**Task details:** Return each line of the records holding the string "Tipo".

**Data shown:**
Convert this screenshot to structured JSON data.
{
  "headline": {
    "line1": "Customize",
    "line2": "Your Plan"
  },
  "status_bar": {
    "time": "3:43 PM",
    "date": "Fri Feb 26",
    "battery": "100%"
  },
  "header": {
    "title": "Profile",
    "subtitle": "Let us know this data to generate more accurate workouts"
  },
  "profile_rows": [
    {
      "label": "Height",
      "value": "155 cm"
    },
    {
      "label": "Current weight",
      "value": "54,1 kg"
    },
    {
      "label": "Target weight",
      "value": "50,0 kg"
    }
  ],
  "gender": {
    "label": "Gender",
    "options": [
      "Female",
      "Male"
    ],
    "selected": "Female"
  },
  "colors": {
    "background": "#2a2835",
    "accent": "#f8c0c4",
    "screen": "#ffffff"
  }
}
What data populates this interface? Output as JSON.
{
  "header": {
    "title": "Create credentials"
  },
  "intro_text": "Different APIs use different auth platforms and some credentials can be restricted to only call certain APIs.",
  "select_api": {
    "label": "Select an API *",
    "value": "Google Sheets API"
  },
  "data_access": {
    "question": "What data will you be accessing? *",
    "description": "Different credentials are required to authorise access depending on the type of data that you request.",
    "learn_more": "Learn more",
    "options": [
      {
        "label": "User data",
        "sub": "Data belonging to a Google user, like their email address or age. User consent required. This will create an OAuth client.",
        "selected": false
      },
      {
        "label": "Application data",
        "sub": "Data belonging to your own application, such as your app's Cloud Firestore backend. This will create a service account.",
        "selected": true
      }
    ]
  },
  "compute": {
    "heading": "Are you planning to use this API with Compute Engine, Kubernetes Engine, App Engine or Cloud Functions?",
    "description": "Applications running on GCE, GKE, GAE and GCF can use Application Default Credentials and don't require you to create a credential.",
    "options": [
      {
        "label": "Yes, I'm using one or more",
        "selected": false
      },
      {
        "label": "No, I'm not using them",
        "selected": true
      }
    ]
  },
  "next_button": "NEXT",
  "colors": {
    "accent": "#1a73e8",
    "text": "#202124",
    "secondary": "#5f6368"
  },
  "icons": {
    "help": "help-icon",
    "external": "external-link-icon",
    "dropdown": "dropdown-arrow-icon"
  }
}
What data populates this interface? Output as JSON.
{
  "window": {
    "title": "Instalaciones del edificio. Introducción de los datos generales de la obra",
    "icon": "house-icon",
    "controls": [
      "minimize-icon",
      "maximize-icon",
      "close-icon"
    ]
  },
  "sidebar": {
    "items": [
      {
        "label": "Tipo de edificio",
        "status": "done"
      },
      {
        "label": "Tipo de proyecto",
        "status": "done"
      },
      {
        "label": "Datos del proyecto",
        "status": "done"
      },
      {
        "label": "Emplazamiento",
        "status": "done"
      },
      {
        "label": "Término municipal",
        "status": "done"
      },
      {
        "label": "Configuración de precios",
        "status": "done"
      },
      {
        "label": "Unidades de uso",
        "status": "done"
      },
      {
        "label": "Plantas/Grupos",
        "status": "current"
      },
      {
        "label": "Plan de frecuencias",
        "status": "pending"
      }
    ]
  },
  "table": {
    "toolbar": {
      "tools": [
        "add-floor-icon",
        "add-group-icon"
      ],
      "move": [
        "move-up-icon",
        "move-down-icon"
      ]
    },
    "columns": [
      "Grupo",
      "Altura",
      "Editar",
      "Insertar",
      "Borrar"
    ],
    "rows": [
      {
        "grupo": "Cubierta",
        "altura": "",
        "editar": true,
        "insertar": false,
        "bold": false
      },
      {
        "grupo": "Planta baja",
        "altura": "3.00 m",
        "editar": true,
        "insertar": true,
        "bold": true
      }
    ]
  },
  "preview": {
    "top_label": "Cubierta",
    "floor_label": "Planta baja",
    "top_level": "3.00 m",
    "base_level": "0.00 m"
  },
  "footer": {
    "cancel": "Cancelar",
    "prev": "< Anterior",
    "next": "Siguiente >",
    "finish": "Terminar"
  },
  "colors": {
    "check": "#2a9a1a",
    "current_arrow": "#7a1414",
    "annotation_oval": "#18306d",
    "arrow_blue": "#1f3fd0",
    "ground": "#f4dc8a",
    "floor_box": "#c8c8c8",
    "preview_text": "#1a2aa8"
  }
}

**Task output:**
        "label": "Tipo de edificio",
        "label": "Tipo de proyecto",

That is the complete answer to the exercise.